What you need to do:
Filter out everything except lines holding "bước".

Supplied records:
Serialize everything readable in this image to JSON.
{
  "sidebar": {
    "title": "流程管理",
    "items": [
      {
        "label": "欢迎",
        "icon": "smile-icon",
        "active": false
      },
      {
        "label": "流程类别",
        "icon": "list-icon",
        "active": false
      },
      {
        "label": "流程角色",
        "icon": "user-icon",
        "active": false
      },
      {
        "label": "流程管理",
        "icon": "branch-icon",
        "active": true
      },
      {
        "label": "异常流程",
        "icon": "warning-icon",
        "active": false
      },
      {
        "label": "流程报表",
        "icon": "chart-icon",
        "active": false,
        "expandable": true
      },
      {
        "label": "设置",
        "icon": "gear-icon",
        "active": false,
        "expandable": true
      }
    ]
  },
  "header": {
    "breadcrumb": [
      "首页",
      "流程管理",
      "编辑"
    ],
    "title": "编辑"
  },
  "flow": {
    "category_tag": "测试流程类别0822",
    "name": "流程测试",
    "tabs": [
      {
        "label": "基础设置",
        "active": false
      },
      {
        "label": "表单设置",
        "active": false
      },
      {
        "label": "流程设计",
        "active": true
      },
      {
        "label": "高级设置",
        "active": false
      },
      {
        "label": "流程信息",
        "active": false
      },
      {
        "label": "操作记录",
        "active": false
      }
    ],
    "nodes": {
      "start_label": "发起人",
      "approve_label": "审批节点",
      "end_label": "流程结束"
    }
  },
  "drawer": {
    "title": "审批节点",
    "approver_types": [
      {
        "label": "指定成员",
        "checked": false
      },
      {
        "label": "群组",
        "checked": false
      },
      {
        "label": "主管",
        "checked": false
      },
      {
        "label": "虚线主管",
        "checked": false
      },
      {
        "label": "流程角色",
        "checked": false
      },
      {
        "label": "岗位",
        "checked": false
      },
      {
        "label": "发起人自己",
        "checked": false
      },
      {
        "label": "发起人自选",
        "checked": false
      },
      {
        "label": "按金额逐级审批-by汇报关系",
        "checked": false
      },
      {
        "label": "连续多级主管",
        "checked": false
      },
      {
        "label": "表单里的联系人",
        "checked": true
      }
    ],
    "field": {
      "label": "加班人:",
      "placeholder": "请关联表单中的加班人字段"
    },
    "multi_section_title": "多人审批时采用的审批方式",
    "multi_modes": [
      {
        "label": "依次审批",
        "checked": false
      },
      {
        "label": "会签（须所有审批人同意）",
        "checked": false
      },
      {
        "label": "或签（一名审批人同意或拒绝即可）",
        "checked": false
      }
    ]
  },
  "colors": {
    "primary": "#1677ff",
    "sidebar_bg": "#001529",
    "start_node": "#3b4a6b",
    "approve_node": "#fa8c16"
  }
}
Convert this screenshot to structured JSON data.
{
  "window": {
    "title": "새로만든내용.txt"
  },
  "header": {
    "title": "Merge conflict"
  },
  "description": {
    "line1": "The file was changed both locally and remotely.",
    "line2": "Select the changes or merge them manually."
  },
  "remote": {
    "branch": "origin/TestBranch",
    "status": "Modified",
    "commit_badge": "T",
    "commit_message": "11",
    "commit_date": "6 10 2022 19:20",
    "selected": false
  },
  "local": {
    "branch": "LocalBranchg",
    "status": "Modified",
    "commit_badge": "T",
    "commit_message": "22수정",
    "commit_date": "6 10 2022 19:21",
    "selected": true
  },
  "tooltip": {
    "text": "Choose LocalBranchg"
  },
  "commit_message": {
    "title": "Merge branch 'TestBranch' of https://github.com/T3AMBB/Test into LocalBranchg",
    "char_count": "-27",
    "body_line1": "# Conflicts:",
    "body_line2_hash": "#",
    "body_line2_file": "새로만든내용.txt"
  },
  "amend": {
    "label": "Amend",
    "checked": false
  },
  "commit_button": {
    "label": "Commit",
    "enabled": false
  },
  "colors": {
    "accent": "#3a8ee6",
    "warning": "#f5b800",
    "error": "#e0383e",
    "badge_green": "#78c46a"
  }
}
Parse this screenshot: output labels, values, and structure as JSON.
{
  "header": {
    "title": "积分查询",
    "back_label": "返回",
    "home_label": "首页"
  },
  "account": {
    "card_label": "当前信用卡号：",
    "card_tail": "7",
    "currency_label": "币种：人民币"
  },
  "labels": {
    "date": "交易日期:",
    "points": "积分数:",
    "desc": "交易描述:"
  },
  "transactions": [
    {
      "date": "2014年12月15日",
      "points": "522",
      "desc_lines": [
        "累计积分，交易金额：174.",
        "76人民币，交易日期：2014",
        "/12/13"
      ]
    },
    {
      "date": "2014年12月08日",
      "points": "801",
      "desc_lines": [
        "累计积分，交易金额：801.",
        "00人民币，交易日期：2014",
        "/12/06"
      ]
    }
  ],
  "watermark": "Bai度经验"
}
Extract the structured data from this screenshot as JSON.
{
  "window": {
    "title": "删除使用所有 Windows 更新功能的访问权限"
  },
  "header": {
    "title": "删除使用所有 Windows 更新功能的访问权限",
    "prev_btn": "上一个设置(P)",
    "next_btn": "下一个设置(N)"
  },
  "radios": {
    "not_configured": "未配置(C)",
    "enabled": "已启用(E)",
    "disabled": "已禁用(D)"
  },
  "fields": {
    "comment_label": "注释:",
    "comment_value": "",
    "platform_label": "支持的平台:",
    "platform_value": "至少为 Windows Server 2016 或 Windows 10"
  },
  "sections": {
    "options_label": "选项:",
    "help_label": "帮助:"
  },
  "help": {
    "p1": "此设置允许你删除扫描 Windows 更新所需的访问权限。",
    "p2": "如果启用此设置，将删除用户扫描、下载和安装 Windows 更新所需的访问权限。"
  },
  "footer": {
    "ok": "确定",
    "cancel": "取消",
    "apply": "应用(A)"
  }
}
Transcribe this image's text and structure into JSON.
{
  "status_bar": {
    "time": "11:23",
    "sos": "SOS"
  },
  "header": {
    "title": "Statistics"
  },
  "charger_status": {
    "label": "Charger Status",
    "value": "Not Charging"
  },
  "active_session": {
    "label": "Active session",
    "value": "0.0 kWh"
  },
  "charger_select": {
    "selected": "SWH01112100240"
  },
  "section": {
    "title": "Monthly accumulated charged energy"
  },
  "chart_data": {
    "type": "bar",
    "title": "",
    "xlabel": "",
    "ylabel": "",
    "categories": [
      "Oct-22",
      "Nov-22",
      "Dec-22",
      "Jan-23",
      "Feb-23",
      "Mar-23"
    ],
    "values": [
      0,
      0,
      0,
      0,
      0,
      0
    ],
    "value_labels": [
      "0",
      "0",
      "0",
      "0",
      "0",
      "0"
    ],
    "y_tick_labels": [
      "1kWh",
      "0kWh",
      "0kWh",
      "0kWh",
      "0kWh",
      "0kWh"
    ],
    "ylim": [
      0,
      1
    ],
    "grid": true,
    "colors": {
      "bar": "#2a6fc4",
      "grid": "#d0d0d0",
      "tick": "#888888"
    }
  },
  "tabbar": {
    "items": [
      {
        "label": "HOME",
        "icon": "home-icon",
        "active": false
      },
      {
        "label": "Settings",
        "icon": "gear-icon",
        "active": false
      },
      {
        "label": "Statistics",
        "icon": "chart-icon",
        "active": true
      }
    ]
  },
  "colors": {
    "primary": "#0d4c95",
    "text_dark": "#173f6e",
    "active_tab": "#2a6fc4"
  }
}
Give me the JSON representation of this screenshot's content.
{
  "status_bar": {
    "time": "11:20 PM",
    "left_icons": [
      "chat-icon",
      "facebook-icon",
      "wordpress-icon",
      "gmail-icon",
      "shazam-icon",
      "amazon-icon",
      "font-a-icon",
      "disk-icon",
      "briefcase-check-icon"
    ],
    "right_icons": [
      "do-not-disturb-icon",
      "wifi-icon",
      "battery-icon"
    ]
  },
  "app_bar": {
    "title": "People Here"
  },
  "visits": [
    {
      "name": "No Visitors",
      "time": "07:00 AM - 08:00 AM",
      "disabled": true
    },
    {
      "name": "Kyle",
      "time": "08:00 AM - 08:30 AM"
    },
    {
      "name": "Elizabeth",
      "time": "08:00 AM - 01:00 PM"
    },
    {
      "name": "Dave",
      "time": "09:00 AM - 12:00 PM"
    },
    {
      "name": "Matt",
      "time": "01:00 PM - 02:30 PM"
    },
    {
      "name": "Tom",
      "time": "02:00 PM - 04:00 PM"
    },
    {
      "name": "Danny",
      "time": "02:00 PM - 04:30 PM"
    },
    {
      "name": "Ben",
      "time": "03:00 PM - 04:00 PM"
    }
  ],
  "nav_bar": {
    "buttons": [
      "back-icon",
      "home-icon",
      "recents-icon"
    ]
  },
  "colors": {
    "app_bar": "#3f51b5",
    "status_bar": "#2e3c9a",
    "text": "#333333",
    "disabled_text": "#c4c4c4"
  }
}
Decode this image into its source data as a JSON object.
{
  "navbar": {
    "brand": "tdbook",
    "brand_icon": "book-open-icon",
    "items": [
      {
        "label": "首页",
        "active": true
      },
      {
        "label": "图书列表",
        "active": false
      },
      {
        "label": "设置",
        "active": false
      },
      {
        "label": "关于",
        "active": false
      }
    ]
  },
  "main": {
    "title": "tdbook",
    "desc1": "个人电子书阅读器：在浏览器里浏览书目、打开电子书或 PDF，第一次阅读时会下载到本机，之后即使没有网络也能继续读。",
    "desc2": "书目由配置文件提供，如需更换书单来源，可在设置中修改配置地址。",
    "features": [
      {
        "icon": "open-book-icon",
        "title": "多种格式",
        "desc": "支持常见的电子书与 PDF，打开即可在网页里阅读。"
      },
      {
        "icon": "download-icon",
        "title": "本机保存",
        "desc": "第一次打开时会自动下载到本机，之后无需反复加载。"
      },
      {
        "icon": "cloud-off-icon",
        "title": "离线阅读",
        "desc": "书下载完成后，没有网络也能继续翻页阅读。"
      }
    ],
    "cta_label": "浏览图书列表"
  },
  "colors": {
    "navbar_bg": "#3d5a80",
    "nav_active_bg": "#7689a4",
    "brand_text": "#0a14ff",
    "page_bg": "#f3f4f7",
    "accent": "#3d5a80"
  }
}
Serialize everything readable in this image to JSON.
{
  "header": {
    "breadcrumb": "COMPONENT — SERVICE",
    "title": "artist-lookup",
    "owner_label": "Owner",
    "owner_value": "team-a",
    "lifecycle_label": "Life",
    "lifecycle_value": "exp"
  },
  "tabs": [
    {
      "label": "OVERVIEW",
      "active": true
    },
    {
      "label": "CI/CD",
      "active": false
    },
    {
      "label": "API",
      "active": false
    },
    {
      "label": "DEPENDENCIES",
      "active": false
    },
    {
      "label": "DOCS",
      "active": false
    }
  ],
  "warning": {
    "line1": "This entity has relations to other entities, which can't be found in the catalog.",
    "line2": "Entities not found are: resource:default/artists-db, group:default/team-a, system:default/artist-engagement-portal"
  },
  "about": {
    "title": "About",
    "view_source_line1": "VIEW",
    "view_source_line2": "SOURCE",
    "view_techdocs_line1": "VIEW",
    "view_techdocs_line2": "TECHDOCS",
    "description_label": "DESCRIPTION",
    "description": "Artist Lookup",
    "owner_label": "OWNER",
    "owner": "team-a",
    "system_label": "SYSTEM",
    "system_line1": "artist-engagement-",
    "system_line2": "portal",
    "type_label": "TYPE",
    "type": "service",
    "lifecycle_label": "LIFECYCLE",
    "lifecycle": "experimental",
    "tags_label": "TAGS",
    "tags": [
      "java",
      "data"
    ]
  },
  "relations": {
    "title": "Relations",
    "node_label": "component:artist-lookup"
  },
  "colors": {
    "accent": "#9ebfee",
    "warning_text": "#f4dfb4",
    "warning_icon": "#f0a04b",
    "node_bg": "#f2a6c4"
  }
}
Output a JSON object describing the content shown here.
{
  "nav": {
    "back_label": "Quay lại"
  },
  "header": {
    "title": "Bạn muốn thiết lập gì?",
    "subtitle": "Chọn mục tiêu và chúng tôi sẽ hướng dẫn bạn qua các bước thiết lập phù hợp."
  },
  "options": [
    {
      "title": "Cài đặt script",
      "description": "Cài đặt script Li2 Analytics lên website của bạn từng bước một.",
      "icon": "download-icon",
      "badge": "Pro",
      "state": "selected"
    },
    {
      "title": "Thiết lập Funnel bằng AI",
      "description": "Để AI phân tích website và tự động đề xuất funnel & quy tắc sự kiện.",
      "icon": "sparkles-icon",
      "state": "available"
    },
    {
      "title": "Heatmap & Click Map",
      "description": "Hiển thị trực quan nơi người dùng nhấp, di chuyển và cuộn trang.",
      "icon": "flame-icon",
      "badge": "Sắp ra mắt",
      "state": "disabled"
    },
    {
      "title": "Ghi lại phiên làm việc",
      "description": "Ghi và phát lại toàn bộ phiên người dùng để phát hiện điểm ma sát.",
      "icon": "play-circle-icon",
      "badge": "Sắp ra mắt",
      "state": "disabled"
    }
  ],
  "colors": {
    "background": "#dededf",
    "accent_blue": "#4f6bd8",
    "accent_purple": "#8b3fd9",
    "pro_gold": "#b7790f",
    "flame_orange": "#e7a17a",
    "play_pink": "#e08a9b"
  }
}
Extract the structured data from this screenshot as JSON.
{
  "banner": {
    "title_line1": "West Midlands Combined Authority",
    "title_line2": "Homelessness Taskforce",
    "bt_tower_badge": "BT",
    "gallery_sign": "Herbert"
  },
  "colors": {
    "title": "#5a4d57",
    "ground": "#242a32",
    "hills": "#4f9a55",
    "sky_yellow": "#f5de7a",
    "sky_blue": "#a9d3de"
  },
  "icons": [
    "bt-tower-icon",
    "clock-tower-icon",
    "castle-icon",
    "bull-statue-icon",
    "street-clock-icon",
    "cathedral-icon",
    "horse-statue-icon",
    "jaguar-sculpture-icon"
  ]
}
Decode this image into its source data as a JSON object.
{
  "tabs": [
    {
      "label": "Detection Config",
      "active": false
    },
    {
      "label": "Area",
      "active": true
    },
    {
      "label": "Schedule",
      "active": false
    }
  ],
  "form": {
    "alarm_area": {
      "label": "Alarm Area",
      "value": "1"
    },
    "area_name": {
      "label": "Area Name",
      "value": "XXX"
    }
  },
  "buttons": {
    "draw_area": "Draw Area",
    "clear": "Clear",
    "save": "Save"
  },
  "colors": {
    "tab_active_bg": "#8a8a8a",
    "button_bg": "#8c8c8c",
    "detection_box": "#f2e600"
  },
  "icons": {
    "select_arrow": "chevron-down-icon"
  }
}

Task response:
    "subtitle": "Chọn mục tiêu và chúng tôi sẽ hướng dẫn bạn qua các bước thiết lập phù hợp."
      "description": "Cài đặt script Li2 Analytics lên website của bạn từng bước một.",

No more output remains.